Exercise goal :: Reproduce each line exactly, including spacing and punctuation.

Records ::
•••••
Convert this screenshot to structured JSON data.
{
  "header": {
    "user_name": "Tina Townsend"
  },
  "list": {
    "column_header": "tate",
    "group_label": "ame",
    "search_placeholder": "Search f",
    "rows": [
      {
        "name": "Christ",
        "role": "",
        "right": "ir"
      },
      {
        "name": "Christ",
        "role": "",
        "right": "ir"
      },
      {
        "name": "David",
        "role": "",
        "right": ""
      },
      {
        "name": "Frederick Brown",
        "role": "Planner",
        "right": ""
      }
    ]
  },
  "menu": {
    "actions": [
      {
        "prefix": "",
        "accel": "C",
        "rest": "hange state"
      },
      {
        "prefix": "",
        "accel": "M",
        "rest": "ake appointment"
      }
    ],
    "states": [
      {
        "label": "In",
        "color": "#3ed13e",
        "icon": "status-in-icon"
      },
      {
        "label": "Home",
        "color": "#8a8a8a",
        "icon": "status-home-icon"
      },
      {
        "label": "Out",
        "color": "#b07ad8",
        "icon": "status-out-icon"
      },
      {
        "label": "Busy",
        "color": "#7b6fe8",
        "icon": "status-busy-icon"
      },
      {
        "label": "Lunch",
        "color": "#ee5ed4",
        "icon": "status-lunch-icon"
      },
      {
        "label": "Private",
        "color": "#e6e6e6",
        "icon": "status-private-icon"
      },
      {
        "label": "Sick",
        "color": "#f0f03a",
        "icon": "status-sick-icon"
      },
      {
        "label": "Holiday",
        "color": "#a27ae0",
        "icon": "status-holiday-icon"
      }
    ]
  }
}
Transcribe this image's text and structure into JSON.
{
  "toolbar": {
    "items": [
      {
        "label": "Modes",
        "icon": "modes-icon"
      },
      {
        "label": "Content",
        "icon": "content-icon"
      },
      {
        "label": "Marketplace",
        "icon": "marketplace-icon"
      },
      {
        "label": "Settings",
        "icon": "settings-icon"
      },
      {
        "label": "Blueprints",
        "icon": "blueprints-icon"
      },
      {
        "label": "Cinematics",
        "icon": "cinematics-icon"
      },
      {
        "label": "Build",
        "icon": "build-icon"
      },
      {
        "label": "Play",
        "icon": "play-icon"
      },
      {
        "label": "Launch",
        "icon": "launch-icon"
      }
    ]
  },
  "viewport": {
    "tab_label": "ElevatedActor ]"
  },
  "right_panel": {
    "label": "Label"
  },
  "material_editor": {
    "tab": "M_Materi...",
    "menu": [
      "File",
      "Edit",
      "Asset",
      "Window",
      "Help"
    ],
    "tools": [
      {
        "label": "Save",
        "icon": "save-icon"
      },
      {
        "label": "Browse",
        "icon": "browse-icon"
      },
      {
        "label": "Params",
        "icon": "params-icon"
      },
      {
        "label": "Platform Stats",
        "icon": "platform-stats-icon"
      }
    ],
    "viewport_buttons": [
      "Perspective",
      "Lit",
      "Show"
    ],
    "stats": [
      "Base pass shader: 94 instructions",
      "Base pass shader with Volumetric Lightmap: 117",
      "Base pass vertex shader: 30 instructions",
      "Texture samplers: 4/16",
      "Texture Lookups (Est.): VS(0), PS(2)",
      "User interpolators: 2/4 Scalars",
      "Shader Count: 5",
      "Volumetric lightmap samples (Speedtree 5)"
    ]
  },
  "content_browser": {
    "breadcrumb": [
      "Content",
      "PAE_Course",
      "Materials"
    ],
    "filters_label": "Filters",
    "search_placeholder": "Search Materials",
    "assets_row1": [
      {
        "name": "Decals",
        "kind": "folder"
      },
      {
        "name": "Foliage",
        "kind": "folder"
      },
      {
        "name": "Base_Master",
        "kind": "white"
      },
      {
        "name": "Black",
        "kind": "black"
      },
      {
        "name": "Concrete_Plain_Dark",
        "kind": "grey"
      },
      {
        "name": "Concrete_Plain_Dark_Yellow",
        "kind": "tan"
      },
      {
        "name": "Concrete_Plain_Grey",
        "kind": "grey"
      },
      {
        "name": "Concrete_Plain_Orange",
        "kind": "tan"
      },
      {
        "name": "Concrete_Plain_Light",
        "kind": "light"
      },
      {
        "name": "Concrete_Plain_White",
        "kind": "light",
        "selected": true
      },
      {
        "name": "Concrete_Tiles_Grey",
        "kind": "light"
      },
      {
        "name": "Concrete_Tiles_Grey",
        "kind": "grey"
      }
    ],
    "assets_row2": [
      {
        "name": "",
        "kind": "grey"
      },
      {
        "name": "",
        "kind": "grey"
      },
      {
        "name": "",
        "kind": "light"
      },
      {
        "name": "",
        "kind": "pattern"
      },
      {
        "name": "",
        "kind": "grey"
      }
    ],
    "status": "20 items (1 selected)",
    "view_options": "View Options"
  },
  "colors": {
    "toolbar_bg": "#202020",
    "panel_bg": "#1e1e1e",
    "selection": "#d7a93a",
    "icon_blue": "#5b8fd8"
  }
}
•••••
Answer to the problem ::
Convert this screenshot to structured JSON data.
{
  "header": {
    "user_name": "Tina Townsend"
  },
  "list": {
    "column_header": "tate",
    "group_label": "ame",
    "search_placeholder": "Search f",
    "rows": [
      {
        "name": "Christ",
        "role": "",
        "right": "ir"
      },
      {
        "name": "Christ",
        "role": "",
        "right": "ir"
      },
      {
        "name": "David",
        "role": "",
        "right": ""
      },
      {
        "name": "Frederick Brown",
        "role": "Planner",
        "right": ""
      }
    ]
  },
  "menu": {
    "actions": [
      {
        "prefix": "",
        "accel": "C",
        "rest": "hange state"
      },
      {
        "prefix": "",
        "accel": "M",
        "rest": "ake appointment"
      }
    ],
    "states": [
      {
        "label": "In",
        "color": "#3ed13e",
        "icon": "status-in-icon"
      },
      {
        "label": "Home",
        "color": "#8a8a8a",
        "icon": "status-home-icon"
      },
      {
        "label": "Out",
        "color": "#b07ad8",
        "icon": "status-out-icon"
      },
      {
        "label": "Busy",
        "color": "#7b6fe8",
        "icon": "status-busy-icon"
      },
      {
        "label": "Lunch",
        "color": "#ee5ed4",
        "icon": "status-lunch-icon"
      },
      {
        "label": "Private",
        "color": "#e6e6e6",
        "icon": "status-private-icon"
      },
      {
        "label": "Sick",
        "color": "#f0f03a",
        "icon": "status-sick-icon"
      },
      {
        "label": "Holiday",
        "color": "#a27ae0",
        "icon": "status-holiday-icon"
      }
    ]
  }
}
Transcribe this image's text and structure into JSON.
{
  "toolbar": {
    "items": [
      {
        "label": "Modes",
        "icon": "modes-icon"
      },
      {
        "label": "Content",
        "icon": "content-icon"
      },
      {
        "label": "Marketplace",
        "icon": "marketplace-icon"
      },
      {
        "label": "Settings",
        "icon": "settings-icon"
      },
      {
        "label": "Blueprints",
        "icon": "blueprints-icon"
      },
      {
        "label": "Cinematics",
        "icon": "cinematics-icon"
      },
      {
        "label": "Build",
        "icon": "build-icon"
      },
      {
        "label": "Play",
        "icon": "play-icon"
      },
      {
        "label": "Launch",
        "icon": "launch-icon"
      }
    ]
  },
  "viewport": {
    "tab_label": "ElevatedActor ]"
  },
  "right_panel": {
    "label": "Label"
  },
  "material_editor": {
    "tab": "M_Materi...",
    "menu": [
      "File",
      "Edit",
      "Asset",
      "Window",
      "Help"
    ],
    "tools": [
      {
        "label": "Save",
        "icon": "save-icon"
      },
      {
        "label": "Browse",
        "icon": "browse-icon"
      },
      {
        "label": "Params",
        "icon": "params-icon"
      },
      {
        "label": "Platform Stats",
        "icon": "platform-stats-icon"
      }
    ],
    "viewport_buttons": [
      "Perspective",
      "Lit",
      "Show"
    ],
    "stats": [
      "Base pass shader: 94 instructions",
      "Base pass shader with Volumetric Lightmap: 117",
      "Base pass vertex shader: 30 instructions",
      "Texture samplers: 4/16",
      "Texture Lookups (Est.): VS(0), PS(2)",
      "User interpolators: 2/4 Scalars",
      "Shader Count: 5",
      "Volumetric lightmap samples (Speedtree 5)"
    ]
  },
  "content_browser": {
    "breadcrumb": [
      "Content",
      "PAE_Course",
      "Materials"
    ],
    "filters_label": "Filters",
    "search_placeholder": "Search Materials",
    "assets_row1": [
      {
        "name": "Decals",
        "kind": "folder"
      },
      {
        "name": "Foliage",
        "kind": "folder"
      },
      {
        "name": "Base_Master",
        "kind": "white"
      },
      {
        "name": "Black",
        "kind": "black"
      },
      {
        "name": "Concrete_Plain_Dark",
        "kind": "grey"
      },
      {
        "name": "Concrete_Plain_Dark_Yellow",
        "kind": "tan"
      },
      {
        "name": "Concrete_Plain_Grey",
        "kind": "grey"
      },
      {
        "name": "Concrete_Plain_Orange",
        "kind": "tan"
      },
      {
        "name": "Concrete_Plain_Light",
        "kind": "light"
      },
      {
        "name": "Concrete_Plain_White",
        "kind": "light",
        "selected": true
      },
      {
        "name": "Concrete_Tiles_Grey",
        "kind": "light"
      },
      {
        "name": "Concrete_Tiles_Grey",
        "kind": "grey"
      }
    ],
    "assets_row2": [
      {
        "name": "",
        "kind": "grey"
      },
      {
        "name": "",
        "kind": "grey"
      },
      {
        "name": "",
        "kind": "light"
      },
      {
        "name": "",
        "kind": "pattern"
      },
      {
        "name": "",
        "kind": "grey"
      }
    ],
    "status": "20 items (1 selected)",
    "view_options": "View Options"
  },
  "colors": {
    "toolbar_bg": "#202020",
    "panel_bg": "#1e1e1e",
    "selection": "#d7a93a",
    "icon_blue": "#5b8fd8"
  }
}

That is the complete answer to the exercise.